WHAT TO WORK ON. Copy everything in the listing below word for word, apart from any images.

--

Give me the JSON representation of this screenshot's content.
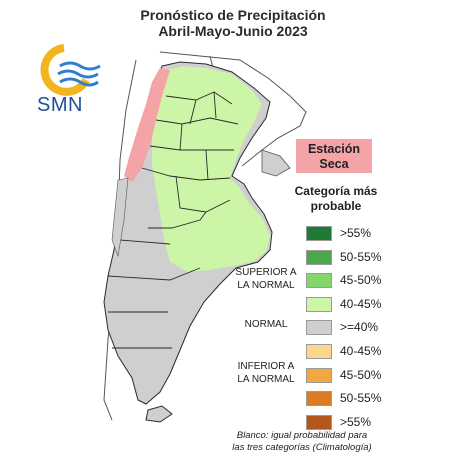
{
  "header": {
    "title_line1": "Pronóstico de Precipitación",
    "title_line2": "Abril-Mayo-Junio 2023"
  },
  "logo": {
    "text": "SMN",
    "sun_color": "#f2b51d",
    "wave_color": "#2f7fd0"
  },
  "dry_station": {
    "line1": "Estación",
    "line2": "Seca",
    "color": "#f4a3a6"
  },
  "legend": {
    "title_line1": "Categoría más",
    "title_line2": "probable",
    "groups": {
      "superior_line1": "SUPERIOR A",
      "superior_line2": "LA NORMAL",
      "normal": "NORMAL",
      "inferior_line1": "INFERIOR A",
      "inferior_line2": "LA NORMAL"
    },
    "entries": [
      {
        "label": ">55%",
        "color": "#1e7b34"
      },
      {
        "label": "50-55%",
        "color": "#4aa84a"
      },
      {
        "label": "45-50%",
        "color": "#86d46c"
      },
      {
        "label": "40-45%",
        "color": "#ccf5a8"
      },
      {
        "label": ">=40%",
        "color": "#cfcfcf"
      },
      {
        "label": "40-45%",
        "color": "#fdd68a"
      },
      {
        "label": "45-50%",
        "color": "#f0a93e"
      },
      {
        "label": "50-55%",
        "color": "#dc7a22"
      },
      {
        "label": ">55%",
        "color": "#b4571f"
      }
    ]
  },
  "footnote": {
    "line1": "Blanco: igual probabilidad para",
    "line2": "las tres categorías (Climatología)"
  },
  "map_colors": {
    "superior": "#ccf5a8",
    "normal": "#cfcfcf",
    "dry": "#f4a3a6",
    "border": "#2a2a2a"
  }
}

--

ANSWER TO THIS EXERCISE.
Give me the JSON representation of this screenshot's content.
{
  "header": {
    "title_line1": "Pronóstico de Precipitación",
    "title_line2": "Abril-Mayo-Junio 2023"
  },
  "logo": {
    "text": "SMN",
    "sun_color": "#f2b51d",
    "wave_color": "#2f7fd0"
  },
  "dry_station": {
    "line1": "Estación",
    "line2": "Seca",
    "color": "#f4a3a6"
  },
  "legend": {
    "title_line1": "Categoría más",
    "title_line2": "probable",
    "groups": {
      "superior_line1": "SUPERIOR A",
      "superior_line2": "LA NORMAL",
      "normal": "NORMAL",
      "inferior_line1": "INFERIOR A",
      "inferior_line2": "LA NORMAL"
    },
    "entries": [
      {
        "label": ">55%",
        "color": "#1e7b34"
      },
      {
        "label": "50-55%",
        "color": "#4aa84a"
      },
      {
        "label": "45-50%",
        "color": "#86d46c"
      },
      {
        "label": "40-45%",
        "color": "#ccf5a8"
      },
      {
        "label": ">=40%",
        "color": "#cfcfcf"
      },
      {
        "label": "40-45%",
        "color": "#fdd68a"
      },
      {
        "label": "45-50%",
        "color": "#f0a93e"
      },
      {
        "label": "50-55%",
        "color": "#dc7a22"
      },
      {
        "label": ">55%",
        "color": "#b4571f"
      }
    ]
  },
  "footnote": {
    "line1": "Blanco: igual probabilidad para",
    "line2": "las tres categorías (Climatología)"
  },
  "map_colors": {
    "superior": "#ccf5a8",
    "normal": "#cfcfcf",
    "dry": "#f4a3a6",
    "border": "#2a2a2a"
  }
}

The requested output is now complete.